[Saved entries]
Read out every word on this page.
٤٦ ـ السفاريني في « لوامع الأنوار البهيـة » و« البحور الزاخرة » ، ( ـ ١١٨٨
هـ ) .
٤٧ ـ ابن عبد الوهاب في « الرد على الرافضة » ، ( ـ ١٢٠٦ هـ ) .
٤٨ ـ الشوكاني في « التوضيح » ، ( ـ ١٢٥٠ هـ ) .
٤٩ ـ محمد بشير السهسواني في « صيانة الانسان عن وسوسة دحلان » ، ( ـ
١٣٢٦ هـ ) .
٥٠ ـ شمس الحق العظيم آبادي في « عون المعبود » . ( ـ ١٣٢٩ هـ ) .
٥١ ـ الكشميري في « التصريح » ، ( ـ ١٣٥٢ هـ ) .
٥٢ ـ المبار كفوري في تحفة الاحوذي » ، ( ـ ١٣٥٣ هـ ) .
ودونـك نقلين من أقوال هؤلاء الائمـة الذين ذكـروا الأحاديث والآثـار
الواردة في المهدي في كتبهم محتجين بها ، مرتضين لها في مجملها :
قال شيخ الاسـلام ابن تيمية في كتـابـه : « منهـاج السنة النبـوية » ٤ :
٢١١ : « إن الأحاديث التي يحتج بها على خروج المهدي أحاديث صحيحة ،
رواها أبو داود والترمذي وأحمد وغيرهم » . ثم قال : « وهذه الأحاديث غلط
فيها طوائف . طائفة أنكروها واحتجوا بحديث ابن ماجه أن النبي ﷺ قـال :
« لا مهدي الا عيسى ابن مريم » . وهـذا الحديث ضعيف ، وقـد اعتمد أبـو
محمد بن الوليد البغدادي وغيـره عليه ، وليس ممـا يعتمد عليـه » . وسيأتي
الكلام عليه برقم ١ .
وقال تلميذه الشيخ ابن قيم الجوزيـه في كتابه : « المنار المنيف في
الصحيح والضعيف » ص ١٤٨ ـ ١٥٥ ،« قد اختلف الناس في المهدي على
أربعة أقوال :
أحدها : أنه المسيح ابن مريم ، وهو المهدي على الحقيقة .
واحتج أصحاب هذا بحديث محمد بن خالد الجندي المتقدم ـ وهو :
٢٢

WORK TO BE COMPLETED |
Scan the material and collect every line that contains "المهدي".

SOLUTION TO THE PROBLEM |
الواردة في المهدي في كتبهم محتجين بها ، مرتضين لها في مجملها :
٢١١ : « إن الأحاديث التي يحتج بها على خروج المهدي أحاديث صحيحة ،
الصحيح والضعيف » ص ١٤٨ ـ ١٥٥ ،« قد اختلف الناس في المهدي على
أحدها : أنه المسيح ابن مريم ، وهو المهدي على الحقيقة .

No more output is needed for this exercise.